§ **Fragmento citado**:
---------------

Los barriles fueron arrojados por EEUU a las profundidades del Pacífico, con la esperanza de que nunca reaparecieran. Ahora entrañan un grave riesgo para todo lo que les rodea.
La mayoría de estos residuos se introdujo en barriles de acero sin sistemas de contención duradera. Tras ser depositados a profundidades superiores a los 600 metros, el problema quedó fuera del debate público durante décadas, condicionado por la dificultad técnica de acceder al fondo marino y por la ausencia de un seguimiento ambiental sistemático.
Qué revelan las nuevas exploraciones
El panorama empezó a cambiar cuando equipos del Instituto Scripps de Oceanografía, dependiente de la Universidad de California, desplegaron un sonar de alta resolución y vehículos operados remotamente. Estas campañas permitieron identificar cerca de 27.000 objetos con forma de barril y más de 100.000 fragmentos de residuos dispersos por el lecho oceánico.

---------------

§ **Datos de origen**:
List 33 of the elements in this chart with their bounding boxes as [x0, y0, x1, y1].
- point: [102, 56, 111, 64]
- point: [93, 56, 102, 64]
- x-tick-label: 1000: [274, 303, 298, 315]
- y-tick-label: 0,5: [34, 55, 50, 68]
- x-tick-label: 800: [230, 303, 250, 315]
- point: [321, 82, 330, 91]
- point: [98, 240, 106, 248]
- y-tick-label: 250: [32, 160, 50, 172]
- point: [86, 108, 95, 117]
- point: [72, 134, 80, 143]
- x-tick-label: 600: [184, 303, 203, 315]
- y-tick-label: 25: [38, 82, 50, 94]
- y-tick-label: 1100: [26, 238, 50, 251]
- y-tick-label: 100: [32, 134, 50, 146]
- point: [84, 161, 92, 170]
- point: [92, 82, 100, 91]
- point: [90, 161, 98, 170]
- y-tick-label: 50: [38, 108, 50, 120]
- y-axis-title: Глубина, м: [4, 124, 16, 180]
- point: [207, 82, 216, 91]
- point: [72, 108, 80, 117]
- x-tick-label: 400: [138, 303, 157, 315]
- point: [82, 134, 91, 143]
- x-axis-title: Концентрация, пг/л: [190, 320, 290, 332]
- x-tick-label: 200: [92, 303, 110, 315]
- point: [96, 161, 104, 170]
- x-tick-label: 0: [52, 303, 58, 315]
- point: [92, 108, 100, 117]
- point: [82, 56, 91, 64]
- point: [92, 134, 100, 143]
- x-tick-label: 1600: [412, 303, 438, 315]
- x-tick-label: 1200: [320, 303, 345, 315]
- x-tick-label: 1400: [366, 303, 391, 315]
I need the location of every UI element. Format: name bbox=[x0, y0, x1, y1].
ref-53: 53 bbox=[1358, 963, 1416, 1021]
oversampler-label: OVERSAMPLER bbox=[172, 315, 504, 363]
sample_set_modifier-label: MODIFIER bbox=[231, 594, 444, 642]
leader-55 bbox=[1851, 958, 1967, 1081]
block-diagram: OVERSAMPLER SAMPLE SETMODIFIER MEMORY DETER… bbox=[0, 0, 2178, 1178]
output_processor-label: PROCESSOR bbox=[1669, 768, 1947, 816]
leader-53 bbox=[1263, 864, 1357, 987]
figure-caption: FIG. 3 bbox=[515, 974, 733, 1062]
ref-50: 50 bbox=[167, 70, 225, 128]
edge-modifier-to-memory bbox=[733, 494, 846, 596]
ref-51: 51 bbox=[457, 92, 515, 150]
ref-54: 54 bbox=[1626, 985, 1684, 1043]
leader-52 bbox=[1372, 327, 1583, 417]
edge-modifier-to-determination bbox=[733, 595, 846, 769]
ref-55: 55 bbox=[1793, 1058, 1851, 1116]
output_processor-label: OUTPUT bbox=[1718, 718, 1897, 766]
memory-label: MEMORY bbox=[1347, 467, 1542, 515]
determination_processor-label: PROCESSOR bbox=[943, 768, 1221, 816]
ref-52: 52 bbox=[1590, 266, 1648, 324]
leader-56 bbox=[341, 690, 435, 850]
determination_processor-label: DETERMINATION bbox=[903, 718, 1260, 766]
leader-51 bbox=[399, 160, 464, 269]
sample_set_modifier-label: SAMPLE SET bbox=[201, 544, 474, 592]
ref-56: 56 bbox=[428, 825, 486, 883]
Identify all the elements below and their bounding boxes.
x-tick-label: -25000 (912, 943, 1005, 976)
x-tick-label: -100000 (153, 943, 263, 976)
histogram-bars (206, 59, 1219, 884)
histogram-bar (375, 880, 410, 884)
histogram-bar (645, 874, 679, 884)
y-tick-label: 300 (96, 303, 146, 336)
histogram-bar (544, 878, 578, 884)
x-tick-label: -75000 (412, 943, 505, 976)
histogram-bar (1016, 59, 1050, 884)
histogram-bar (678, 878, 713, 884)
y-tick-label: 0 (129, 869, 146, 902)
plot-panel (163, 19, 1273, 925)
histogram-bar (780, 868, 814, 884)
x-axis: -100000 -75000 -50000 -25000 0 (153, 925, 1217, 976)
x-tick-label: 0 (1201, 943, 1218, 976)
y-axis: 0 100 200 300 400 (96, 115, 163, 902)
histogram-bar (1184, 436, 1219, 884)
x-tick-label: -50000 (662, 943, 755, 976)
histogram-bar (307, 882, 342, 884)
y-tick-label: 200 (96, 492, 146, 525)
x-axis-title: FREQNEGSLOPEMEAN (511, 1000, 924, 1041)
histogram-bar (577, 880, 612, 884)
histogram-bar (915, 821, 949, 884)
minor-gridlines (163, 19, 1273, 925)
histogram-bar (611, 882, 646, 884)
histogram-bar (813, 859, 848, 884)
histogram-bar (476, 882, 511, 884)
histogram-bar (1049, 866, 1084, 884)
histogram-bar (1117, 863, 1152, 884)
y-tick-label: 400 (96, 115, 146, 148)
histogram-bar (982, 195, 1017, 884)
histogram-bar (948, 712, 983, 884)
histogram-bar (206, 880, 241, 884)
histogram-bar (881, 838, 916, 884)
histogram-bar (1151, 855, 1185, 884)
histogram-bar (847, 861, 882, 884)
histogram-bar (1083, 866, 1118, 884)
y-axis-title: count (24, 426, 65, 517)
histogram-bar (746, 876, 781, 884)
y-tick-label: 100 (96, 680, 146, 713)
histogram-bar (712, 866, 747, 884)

---------------

§ **Tareas a realizar**:
- A) Reproduce una parte del fragmento sobre los barriles de residuos, comenzando en "La mayoría de" y terminando en "seguimiento ambiental sistemático.".
- B) Según el fragmento sobre los barriles de residuos, ¿por qué el problema quedó fuera del debate público durante décadas? Responde en una a tres oraciones.
Apóyate solo en el fragmento sobre los barriles de residuos, no en las filas.

§ **Soluciones**:
- A)
La mayoría de estos residuos se introdujo en barriles de acero sin sistemas de contención duradera. Tras ser depositados a profundidades superiores a los 600 metros, el problema quedó fuera del debate público durante décadas, condicionado por la dificultad técnica de acceder al fondo marino y por la ausencia de un seguimiento ambiental sistemático.

- B) El problema quedó fuera del debate público por la dificultad técnica de acceder al fondo marino, donde los barriles se depositaron a más de 600 metros de profundidad. También influyó la ausencia de un seguimiento ambiental sistemático.